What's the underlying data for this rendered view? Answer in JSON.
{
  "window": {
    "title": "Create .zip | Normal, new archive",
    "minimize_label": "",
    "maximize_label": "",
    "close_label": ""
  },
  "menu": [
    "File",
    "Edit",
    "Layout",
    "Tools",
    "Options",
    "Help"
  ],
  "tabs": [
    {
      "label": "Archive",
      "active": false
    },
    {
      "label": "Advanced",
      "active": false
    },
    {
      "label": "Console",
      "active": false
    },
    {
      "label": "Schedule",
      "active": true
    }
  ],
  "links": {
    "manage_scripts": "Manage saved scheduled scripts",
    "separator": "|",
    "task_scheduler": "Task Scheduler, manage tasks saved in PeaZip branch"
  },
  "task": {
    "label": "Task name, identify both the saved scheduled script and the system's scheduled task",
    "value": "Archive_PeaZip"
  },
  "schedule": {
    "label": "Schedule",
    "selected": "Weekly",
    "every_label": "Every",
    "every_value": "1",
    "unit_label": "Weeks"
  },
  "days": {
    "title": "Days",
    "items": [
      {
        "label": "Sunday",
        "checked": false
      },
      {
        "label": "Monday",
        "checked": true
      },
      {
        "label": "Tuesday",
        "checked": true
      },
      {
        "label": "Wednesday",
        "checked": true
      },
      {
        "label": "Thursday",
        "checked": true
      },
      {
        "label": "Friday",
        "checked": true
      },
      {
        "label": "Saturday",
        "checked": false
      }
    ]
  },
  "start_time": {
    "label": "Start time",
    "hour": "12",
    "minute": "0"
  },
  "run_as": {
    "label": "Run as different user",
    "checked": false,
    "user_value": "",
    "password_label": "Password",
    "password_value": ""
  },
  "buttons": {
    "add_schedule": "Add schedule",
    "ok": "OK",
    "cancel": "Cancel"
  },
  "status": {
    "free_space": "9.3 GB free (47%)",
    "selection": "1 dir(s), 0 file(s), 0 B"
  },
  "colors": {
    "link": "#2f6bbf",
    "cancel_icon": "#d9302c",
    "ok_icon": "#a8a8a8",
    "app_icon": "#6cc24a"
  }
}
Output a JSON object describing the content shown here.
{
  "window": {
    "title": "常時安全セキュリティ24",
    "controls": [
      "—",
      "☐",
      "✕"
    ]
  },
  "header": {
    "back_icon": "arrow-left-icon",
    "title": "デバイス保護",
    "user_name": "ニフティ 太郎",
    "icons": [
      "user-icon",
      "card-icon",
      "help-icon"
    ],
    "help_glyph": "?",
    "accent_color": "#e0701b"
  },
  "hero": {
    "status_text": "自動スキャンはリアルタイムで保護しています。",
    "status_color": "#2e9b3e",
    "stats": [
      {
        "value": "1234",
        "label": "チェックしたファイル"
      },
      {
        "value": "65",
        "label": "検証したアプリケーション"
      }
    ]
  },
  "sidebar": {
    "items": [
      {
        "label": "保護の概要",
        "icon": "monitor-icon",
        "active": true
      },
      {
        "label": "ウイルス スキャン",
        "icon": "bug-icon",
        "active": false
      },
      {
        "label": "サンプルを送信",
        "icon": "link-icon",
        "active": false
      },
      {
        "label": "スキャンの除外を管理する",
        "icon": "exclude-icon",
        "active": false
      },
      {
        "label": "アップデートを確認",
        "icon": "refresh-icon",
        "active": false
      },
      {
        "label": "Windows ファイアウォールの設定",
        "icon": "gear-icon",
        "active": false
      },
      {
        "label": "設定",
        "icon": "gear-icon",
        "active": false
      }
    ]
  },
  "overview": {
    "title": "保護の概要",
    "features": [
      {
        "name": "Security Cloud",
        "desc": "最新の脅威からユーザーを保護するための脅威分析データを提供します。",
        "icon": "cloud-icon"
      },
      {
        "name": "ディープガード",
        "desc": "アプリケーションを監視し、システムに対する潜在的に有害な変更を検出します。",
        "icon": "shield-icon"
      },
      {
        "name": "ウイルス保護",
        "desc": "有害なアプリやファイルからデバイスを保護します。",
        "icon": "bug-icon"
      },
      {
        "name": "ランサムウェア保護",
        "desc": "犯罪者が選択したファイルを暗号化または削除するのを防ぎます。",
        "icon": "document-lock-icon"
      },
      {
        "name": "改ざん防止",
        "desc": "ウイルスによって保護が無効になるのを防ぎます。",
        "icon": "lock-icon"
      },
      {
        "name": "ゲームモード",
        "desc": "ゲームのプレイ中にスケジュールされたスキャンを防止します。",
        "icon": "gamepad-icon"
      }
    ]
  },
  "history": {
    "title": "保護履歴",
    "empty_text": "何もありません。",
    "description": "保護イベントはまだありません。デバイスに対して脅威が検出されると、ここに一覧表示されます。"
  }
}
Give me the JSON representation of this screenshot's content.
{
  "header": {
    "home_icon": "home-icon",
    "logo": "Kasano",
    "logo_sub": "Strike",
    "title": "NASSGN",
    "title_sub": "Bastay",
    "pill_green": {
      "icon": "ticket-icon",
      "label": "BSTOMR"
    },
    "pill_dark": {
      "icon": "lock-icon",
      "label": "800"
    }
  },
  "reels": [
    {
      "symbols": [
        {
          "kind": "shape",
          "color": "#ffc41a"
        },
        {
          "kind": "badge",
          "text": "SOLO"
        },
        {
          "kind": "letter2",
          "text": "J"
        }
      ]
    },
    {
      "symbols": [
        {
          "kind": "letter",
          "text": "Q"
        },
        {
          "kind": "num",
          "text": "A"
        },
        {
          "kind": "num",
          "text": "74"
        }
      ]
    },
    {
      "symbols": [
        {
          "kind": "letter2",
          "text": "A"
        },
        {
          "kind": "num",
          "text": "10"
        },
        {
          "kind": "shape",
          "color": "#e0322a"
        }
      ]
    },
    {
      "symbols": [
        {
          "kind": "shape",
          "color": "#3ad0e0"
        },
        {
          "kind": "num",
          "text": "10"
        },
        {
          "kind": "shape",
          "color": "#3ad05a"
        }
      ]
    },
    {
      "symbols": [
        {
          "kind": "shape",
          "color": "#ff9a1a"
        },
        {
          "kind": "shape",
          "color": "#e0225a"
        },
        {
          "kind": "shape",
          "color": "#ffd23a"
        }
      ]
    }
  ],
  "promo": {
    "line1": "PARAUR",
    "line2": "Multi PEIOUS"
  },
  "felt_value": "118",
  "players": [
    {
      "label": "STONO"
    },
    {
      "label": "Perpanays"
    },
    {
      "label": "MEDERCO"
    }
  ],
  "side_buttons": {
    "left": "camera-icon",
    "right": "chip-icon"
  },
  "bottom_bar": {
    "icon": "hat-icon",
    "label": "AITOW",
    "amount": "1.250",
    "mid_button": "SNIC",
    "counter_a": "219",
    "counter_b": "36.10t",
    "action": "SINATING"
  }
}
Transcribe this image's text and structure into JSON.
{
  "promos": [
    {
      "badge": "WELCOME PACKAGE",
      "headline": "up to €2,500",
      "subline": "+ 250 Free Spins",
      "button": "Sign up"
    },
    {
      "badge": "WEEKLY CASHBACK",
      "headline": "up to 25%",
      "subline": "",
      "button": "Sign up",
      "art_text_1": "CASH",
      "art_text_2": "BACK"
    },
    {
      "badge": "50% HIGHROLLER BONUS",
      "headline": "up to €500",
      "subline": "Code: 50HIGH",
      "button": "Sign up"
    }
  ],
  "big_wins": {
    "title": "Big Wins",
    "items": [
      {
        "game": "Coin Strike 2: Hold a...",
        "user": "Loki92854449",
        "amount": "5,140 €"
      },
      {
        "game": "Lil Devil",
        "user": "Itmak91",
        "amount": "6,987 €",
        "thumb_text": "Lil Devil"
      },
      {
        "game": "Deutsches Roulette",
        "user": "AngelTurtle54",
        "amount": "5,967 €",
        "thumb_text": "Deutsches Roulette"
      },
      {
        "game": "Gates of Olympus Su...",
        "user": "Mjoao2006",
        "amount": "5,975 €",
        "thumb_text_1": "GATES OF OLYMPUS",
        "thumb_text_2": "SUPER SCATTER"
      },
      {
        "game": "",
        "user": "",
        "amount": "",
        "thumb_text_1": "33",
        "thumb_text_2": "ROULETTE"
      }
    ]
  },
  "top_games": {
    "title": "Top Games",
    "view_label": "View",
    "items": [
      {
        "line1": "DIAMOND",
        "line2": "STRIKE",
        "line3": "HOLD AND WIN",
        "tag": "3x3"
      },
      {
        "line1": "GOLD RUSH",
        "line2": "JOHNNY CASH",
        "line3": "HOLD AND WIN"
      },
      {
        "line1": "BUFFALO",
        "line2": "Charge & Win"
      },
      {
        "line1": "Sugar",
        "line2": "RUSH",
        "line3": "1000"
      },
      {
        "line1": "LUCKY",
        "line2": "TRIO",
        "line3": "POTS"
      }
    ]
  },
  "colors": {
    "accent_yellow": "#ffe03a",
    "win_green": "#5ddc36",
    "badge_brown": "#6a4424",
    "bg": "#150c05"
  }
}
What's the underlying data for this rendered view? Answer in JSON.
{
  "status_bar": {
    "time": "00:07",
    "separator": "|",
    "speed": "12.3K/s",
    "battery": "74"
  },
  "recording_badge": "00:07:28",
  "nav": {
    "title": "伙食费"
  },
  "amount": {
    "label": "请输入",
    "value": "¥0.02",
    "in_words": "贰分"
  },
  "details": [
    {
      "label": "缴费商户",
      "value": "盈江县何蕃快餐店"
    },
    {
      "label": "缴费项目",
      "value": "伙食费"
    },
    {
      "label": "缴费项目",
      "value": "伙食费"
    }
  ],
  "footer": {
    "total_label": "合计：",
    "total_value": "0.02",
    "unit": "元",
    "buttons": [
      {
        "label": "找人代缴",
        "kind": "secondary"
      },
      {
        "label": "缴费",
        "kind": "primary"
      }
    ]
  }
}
◇ ◇ ◇ ◇
WHAT YOU SHOULD DO: Search the lines above for the string "scheduled", then show every one that has it.

COMPLETE ANSWER:
    "manage_scripts": "Manage saved scheduled scripts",
    "label": "Task name, identify both the saved scheduled script and the system's scheduled task",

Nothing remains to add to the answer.